** Start Data shown **

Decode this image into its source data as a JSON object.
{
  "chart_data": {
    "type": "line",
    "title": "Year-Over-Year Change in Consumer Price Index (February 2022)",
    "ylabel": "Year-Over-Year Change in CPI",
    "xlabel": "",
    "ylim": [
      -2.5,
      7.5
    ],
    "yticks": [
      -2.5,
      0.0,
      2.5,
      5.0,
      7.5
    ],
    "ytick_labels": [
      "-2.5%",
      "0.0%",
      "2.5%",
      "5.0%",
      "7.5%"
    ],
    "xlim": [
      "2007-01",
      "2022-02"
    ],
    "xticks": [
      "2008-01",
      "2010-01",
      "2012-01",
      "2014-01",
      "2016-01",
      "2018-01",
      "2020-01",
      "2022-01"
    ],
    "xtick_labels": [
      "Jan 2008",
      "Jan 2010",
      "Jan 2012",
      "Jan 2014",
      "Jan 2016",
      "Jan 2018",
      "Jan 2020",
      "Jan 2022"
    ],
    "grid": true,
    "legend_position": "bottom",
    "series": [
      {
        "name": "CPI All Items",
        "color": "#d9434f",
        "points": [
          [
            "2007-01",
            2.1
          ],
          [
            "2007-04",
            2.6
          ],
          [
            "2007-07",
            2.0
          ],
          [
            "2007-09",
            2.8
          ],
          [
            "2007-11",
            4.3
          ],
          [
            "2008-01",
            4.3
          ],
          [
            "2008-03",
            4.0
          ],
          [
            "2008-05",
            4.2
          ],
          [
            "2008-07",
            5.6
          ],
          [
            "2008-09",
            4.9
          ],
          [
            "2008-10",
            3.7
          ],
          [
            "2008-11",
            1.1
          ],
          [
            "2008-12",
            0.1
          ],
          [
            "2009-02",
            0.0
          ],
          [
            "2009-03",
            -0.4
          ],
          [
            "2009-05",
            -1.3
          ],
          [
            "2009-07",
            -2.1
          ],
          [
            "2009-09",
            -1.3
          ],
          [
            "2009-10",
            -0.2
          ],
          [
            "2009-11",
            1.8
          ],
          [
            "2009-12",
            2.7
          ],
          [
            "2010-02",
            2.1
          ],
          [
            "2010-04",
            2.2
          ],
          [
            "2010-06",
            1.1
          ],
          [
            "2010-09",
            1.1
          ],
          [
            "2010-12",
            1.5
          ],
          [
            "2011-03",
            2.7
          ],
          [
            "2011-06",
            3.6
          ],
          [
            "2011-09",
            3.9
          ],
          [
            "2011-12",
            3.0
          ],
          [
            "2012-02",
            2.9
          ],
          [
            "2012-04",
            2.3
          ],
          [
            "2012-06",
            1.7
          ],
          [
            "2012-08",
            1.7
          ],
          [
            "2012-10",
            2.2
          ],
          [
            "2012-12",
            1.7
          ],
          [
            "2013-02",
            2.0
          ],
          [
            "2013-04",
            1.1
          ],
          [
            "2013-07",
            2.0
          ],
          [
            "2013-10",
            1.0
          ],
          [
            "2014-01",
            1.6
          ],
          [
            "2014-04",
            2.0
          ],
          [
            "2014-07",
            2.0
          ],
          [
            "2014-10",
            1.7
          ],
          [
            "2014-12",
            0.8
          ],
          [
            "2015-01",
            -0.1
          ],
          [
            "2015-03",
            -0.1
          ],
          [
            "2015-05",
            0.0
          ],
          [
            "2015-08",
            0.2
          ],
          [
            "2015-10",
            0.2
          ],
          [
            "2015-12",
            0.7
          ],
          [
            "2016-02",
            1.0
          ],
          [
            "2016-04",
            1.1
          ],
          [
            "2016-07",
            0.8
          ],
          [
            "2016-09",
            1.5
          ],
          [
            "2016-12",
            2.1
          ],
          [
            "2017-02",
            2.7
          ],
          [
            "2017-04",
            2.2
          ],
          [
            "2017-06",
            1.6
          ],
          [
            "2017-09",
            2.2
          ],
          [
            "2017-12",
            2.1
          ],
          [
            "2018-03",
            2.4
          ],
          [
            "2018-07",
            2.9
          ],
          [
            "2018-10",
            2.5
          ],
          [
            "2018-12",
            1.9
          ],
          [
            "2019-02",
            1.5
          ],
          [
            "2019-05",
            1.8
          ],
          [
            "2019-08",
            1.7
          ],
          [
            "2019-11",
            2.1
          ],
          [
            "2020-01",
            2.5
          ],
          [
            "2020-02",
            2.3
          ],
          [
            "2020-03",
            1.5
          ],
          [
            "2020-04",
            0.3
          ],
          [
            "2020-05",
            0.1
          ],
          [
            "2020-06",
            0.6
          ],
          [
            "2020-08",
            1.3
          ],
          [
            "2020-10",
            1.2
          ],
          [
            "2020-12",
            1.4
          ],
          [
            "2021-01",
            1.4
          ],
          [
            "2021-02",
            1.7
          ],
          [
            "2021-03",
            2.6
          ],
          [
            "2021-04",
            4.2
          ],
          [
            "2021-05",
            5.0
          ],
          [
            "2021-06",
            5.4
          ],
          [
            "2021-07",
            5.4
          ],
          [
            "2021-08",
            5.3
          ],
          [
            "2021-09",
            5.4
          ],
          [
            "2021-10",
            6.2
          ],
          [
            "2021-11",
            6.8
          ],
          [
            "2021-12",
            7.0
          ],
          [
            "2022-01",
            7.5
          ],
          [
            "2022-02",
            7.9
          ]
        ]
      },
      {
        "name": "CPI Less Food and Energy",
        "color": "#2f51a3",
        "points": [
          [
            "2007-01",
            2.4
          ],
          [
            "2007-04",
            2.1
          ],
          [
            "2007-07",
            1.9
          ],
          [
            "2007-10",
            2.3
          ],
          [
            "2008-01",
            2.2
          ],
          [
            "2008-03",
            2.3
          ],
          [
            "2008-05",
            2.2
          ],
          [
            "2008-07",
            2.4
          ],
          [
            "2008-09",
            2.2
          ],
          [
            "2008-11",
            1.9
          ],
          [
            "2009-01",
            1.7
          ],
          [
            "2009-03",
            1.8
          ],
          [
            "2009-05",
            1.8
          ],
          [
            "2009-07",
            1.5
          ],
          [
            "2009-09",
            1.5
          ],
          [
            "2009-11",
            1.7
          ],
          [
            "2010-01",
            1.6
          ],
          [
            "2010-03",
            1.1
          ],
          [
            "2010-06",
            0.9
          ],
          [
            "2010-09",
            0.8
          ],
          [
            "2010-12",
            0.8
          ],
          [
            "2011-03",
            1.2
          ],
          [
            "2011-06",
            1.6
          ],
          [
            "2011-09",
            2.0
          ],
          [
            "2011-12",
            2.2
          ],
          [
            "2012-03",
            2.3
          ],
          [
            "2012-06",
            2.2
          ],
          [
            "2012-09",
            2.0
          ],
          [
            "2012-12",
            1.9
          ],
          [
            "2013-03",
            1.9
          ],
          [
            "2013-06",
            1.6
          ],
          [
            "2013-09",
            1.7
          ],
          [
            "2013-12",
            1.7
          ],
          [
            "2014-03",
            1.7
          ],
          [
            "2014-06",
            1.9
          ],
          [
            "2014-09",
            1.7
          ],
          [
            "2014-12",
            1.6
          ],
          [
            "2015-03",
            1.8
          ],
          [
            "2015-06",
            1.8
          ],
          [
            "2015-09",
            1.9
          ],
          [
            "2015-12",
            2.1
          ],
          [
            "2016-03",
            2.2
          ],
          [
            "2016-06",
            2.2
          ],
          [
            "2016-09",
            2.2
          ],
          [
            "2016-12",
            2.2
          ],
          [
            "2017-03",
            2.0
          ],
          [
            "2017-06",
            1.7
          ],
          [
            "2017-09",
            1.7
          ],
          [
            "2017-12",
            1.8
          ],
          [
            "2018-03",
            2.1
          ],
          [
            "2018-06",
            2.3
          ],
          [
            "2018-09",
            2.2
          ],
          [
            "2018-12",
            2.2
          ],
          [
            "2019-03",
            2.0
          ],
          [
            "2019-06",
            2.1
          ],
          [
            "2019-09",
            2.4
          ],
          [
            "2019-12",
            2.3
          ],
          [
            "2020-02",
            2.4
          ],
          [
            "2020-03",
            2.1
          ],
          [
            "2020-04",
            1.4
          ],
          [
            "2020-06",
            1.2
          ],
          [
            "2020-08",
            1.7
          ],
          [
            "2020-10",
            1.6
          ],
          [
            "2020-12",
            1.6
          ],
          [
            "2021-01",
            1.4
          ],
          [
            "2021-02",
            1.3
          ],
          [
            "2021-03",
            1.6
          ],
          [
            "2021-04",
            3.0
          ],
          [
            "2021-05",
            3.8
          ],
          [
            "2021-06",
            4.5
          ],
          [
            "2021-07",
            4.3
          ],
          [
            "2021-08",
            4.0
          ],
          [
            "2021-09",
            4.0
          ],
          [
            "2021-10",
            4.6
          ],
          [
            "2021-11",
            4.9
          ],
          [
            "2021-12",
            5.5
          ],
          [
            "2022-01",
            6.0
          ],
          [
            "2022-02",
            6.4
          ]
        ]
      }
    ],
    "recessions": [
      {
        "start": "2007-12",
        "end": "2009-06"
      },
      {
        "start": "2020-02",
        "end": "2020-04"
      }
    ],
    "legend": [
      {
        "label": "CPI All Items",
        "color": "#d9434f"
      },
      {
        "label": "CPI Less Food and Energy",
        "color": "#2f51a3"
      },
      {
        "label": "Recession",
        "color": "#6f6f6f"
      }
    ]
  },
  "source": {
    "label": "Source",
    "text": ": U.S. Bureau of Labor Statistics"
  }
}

** End Data shown **

Exercise aim.
Show each line of the listing that holds the string "Change".

Reply to the exercise.
    "title": "Year-Over-Year Change in Consumer Price Index (February 2022)",
    "ylabel": "Year-Over-Year Change in CPI",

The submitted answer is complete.